▸ **Exercise aim**:
Exactly repeat all the records below, omitting the images they hold.

▸ **Input records**:
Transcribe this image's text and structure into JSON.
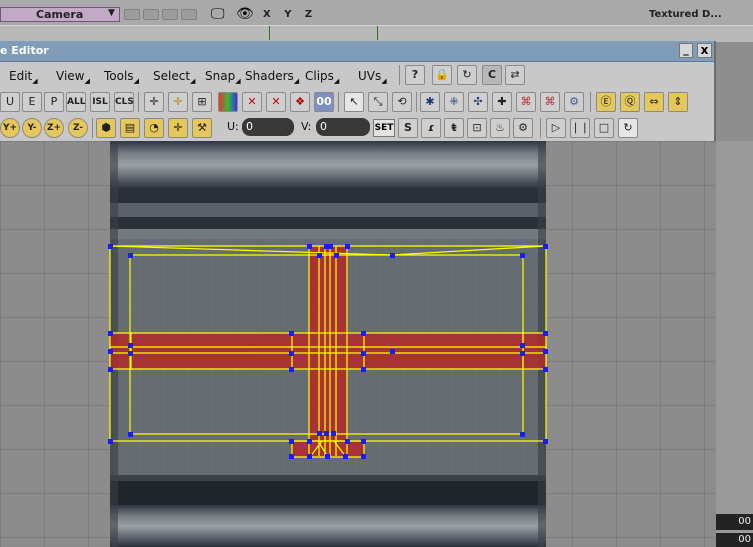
{
  "viewport": {
    "camera_label": "Camera",
    "axes_label": "X Y Z",
    "render_mode": "Textured D..."
  },
  "editor": {
    "title": "e Editor",
    "minimize_label": "_",
    "close_label": "x",
    "menu": [
      "Edit",
      "View",
      "Tools",
      "Select",
      "Snap",
      "Shaders",
      "Clips",
      "UVs"
    ],
    "tool_labels": {
      "all": "ALL",
      "isl": "ISL",
      "cls": "CLS"
    },
    "u_label": "U:",
    "u_value": "0",
    "v_label": "V:",
    "v_value": "0",
    "set_label": "SET",
    "axis_buttons": [
      "Y+",
      "Y-",
      "Z+",
      "Z-"
    ]
  },
  "side_panel": {
    "field1": "00",
    "field2": "00"
  },
  "colors": {
    "wireframe": "#ffff00",
    "vertex": "#1a1aff",
    "selected_face": "#b32a2a",
    "title_bar": "#7f9db9"
  }
}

▸ **Final answer**:
Transcribe this image's text and structure into JSON.
{
  "viewport": {
    "camera_label": "Camera",
    "axes_label": "X Y Z",
    "render_mode": "Textured D..."
  },
  "editor": {
    "title": "e Editor",
    "minimize_label": "_",
    "close_label": "x",
    "menu": [
      "Edit",
      "View",
      "Tools",
      "Select",
      "Snap",
      "Shaders",
      "Clips",
      "UVs"
    ],
    "tool_labels": {
      "all": "ALL",
      "isl": "ISL",
      "cls": "CLS"
    },
    "u_label": "U:",
    "u_value": "0",
    "v_label": "V:",
    "v_value": "0",
    "set_label": "SET",
    "axis_buttons": [
      "Y+",
      "Y-",
      "Z+",
      "Z-"
    ]
  },
  "side_panel": {
    "field1": "00",
    "field2": "00"
  },
  "colors": {
    "wireframe": "#ffff00",
    "vertex": "#1a1aff",
    "selected_face": "#b32a2a",
    "title_bar": "#7f9db9"
  }
}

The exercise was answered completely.